Reproduce verbatim the lines from the start of the items through the line containing "table-row[interactable]: b1i Scalar", including both ends.

__Excerpts from a layout annotation set__:
====================
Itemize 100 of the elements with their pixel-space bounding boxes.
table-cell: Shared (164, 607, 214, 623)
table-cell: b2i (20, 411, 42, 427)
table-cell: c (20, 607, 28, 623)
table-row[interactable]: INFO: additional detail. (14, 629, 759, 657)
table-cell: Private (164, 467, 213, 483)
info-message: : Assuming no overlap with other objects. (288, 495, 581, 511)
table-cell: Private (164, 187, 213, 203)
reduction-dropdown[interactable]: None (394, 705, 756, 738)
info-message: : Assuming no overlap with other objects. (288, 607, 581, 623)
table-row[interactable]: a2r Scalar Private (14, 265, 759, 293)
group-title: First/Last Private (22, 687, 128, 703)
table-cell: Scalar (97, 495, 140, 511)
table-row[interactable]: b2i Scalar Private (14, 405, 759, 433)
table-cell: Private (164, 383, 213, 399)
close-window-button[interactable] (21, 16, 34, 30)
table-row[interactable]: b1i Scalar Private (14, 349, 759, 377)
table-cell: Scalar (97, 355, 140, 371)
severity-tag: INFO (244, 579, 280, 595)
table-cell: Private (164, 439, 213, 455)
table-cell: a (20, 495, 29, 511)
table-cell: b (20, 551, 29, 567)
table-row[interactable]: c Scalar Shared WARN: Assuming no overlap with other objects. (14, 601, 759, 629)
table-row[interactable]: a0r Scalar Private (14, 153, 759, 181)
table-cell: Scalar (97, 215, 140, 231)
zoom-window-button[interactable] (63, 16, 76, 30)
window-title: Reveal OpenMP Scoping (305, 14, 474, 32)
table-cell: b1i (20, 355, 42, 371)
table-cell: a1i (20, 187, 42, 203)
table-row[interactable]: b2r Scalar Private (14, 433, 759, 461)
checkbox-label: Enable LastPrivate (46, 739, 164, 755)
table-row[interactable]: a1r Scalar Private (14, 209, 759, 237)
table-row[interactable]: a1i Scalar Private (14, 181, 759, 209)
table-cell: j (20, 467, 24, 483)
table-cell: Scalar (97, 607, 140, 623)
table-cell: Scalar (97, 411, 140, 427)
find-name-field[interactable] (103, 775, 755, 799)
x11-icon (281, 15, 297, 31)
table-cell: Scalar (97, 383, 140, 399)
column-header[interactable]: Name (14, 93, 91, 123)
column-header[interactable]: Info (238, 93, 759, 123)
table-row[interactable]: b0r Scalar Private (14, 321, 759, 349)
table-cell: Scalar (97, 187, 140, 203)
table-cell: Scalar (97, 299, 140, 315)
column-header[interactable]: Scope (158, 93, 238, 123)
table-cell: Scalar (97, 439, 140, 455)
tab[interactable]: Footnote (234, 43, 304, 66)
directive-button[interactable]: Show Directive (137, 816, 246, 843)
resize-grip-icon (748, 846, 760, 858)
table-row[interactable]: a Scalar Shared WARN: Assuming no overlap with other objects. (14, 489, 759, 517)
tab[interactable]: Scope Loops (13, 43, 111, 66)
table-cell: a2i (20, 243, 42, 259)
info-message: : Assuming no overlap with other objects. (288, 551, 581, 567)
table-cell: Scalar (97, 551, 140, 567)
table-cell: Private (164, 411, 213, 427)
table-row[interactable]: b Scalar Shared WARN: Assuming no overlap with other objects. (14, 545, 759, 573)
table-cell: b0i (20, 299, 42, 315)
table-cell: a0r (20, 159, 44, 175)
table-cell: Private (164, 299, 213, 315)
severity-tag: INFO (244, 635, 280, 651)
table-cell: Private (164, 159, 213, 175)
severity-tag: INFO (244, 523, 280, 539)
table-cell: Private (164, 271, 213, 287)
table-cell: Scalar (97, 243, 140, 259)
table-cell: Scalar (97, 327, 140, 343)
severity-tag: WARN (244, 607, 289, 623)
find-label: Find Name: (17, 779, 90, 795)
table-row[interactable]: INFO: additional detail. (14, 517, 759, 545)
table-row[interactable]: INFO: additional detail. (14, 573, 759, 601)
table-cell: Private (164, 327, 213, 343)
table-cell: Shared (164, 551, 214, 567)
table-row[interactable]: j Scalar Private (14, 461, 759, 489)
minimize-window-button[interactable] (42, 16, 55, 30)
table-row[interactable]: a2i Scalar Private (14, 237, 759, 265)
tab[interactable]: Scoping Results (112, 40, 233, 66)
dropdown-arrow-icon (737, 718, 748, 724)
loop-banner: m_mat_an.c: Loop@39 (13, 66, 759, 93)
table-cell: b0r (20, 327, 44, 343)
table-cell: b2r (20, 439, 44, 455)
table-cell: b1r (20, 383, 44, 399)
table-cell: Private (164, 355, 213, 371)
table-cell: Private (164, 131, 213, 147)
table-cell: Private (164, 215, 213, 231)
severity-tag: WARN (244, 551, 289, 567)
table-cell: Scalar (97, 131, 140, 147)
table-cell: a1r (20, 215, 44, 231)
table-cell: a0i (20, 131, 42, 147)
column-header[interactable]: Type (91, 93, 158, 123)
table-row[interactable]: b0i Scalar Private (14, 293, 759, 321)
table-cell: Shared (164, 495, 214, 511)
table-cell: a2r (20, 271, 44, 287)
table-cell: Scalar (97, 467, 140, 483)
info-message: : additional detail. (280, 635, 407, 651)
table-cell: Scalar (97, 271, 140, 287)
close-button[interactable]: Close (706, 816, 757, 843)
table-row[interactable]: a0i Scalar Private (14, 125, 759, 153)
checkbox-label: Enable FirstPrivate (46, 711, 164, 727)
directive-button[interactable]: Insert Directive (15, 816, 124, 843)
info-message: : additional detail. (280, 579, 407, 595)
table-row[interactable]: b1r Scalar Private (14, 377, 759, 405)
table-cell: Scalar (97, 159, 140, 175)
====================
__The solution__:
Itemize 100 of the elements with their pixel-space bounding boxes.
table-cell: Shared (164, 607, 214, 623)
table-cell: b2i (20, 411, 42, 427)
table-cell: c (20, 607, 28, 623)
table-row[interactable]: INFO: additional detail. (14, 629, 759, 657)
table-cell: Private (164, 467, 213, 483)
info-message: : Assuming no overlap with other objects. (288, 495, 581, 511)
table-cell: Private (164, 187, 213, 203)
reduction-dropdown[interactable]: None (394, 705, 756, 738)
info-message: : Assuming no overlap with other objects. (288, 607, 581, 623)
table-row[interactable]: a2r Scalar Private (14, 265, 759, 293)
group-title: First/Last Private (22, 687, 128, 703)
table-cell: Scalar (97, 495, 140, 511)
table-row[interactable]: b2i Scalar Private (14, 405, 759, 433)
table-cell: Private (164, 383, 213, 399)
close-window-button[interactable] (21, 16, 34, 30)
table-row[interactable]: b1i Scalar Private (14, 349, 759, 377)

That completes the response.